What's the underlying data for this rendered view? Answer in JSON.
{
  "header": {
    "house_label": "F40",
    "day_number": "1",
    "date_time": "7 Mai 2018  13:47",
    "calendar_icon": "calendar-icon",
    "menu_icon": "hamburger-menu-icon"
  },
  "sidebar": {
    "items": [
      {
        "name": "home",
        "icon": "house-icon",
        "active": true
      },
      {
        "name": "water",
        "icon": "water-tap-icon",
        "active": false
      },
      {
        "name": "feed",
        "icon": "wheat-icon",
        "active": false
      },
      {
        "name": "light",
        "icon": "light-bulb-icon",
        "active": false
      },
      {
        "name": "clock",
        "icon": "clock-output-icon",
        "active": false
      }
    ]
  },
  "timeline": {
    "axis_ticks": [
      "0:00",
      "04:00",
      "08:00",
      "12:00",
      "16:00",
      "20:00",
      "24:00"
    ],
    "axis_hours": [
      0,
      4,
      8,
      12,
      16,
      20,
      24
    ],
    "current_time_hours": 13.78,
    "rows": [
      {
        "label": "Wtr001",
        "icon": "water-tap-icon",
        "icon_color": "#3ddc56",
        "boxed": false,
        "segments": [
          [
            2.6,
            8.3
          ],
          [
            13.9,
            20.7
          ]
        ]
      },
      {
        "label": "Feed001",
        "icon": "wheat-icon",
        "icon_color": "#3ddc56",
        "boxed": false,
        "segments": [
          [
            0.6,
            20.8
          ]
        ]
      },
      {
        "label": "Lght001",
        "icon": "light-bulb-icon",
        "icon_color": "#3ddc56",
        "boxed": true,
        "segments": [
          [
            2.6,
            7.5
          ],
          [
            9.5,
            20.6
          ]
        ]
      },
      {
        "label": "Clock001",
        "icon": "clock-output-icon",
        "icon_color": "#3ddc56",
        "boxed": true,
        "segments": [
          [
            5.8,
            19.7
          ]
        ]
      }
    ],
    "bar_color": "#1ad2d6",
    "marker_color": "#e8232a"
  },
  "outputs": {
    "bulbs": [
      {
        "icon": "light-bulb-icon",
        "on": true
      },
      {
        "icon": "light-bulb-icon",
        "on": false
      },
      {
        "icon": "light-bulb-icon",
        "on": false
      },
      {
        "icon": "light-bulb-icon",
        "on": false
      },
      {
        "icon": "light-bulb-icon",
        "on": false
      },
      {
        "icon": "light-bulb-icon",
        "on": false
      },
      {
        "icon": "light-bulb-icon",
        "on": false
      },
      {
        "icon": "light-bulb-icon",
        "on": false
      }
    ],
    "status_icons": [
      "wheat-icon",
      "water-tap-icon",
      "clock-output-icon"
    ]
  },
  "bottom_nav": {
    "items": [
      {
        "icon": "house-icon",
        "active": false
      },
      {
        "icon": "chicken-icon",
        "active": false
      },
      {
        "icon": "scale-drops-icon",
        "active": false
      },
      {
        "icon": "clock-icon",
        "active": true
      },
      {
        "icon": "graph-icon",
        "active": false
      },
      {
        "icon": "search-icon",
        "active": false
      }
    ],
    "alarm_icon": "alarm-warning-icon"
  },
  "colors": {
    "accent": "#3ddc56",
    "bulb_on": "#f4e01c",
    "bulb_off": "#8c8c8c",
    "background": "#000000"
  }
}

__WHAT TO DO__:
Return every line of the material exactly.

__RESULT__:
What's the underlying data for this rendered view? Answer in JSON.
{
  "header": {
    "house_label": "F40",
    "day_number": "1",
    "date_time": "7 Mai 2018  13:47",
    "calendar_icon": "calendar-icon",
    "menu_icon": "hamburger-menu-icon"
  },
  "sidebar": {
    "items": [
      {
        "name": "home",
        "icon": "house-icon",
        "active": true
      },
      {
        "name": "water",
        "icon": "water-tap-icon",
        "active": false
      },
      {
        "name": "feed",
        "icon": "wheat-icon",
        "active": false
      },
      {
        "name": "light",
        "icon": "light-bulb-icon",
        "active": false
      },
      {
        "name": "clock",
        "icon": "clock-output-icon",
        "active": false
      }
    ]
  },
  "timeline": {
    "axis_ticks": [
      "0:00",
      "04:00",
      "08:00",
      "12:00",
      "16:00",
      "20:00",
      "24:00"
    ],
    "axis_hours": [
      0,
      4,
      8,
      12,
      16,
      20,
      24
    ],
    "current_time_hours": 13.78,
    "rows": [
      {
        "label": "Wtr001",
        "icon": "water-tap-icon",
        "icon_color": "#3ddc56",
        "boxed": false,
        "segments": [
          [
            2.6,
            8.3
          ],
          [
            13.9,
            20.7
          ]
        ]
      },
      {
        "label": "Feed001",
        "icon": "wheat-icon",
        "icon_color": "#3ddc56",
        "boxed": false,
        "segments": [
          [
            0.6,
            20.8
          ]
        ]
      },
      {
        "label": "Lght001",
        "icon": "light-bulb-icon",
        "icon_color": "#3ddc56",
        "boxed": true,
        "segments": [
          [
            2.6,
            7.5
          ],
          [
            9.5,
            20.6
          ]
        ]
      },
      {
        "label": "Clock001",
        "icon": "clock-output-icon",
        "icon_color": "#3ddc56",
        "boxed": true,
        "segments": [
          [
            5.8,
            19.7
          ]
        ]
      }
    ],
    "bar_color": "#1ad2d6",
    "marker_color": "#e8232a"
  },
  "outputs": {
    "bulbs": [
      {
        "icon": "light-bulb-icon",
        "on": true
      },
      {
        "icon": "light-bulb-icon",
        "on": false
      },
      {
        "icon": "light-bulb-icon",
        "on": false
      },
      {
        "icon": "light-bulb-icon",
        "on": false
      },
      {
        "icon": "light-bulb-icon",
        "on": false
      },
      {
        "icon": "light-bulb-icon",
        "on": false
      },
      {
        "icon": "light-bulb-icon",
        "on": false
      },
      {
        "icon": "light-bulb-icon",
        "on": false
      }
    ],
    "status_icons": [
      "wheat-icon",
      "water-tap-icon",
      "clock-output-icon"
    ]
  },
  "bottom_nav": {
    "items": [
      {
        "icon": "house-icon",
        "active": false
      },
      {
        "icon": "chicken-icon",
        "active": false
      },
      {
        "icon": "scale-drops-icon",
        "active": false
      },
      {
        "icon": "clock-icon",
        "active": true
      },
      {
        "icon": "graph-icon",
        "active": false
      },
      {
        "icon": "search-icon",
        "active": false
      }
    ],
    "alarm_icon": "alarm-warning-icon"
  },
  "colors": {
    "accent": "#3ddc56",
    "bulb_on": "#f4e01c",
    "bulb_off": "#8c8c8c",
    "background": "#000000"
  }
}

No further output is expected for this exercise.